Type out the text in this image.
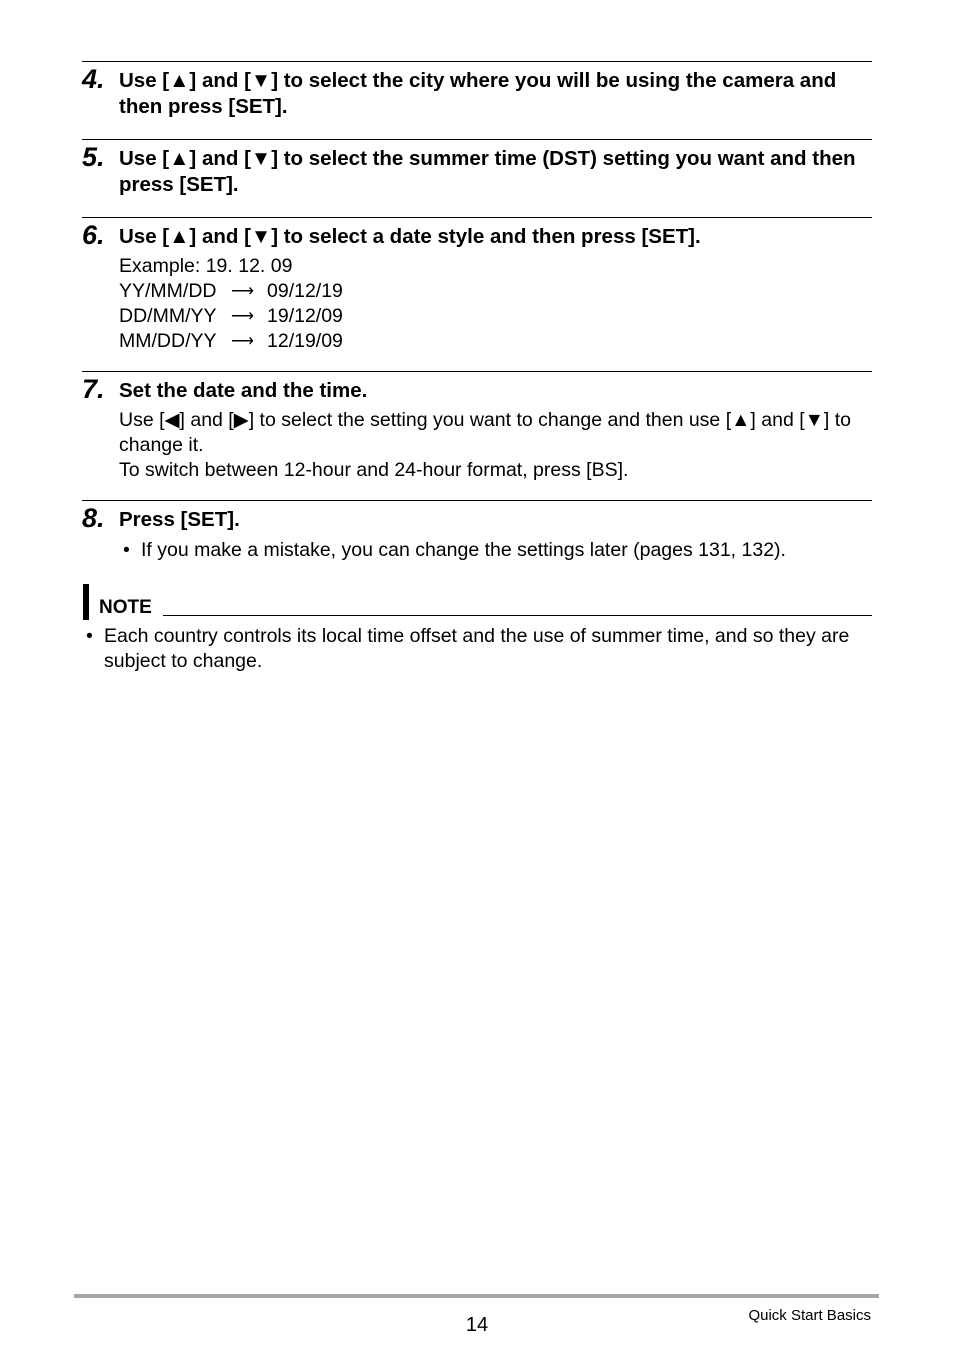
4. Use [▲] and [▼] to select the city where you will be using the camera and then press [SET].
5. Use [▲] and [▼] to select the summer time (DST) setting you want and then press [SET].
6. Use [▲] and [▼] to select a date style and then press [SET].
Example: 19. 12. 09
YY/MM/DD ⟶ 09/12/19
DD/MM/YY ⟶ 19/12/09
MM/DD/YY ⟶ 12/19/09
7. Set the date and the time.
Use [◀] and [▶] to select the setting you want to change and then use [▲] and [▼] to change it.
To switch between 12-hour and 24-hour format, press [BS].
8. Press [SET].
• If you make a mistake, you can change the settings later (pages 131, 132).
NOTE
• Each country controls its local time offset and the use of summer time, and so they are subject to change.
14	Quick Start Basics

» Exercise requirements:
Each line in the listing above that contains "summer" should be copied.

» Response:
5. Use [▲] and [▼] to select the summer time (DST) setting you want and then press [SET].
• Each country controls its local time offset and the use of summer time, and so they are subject to change.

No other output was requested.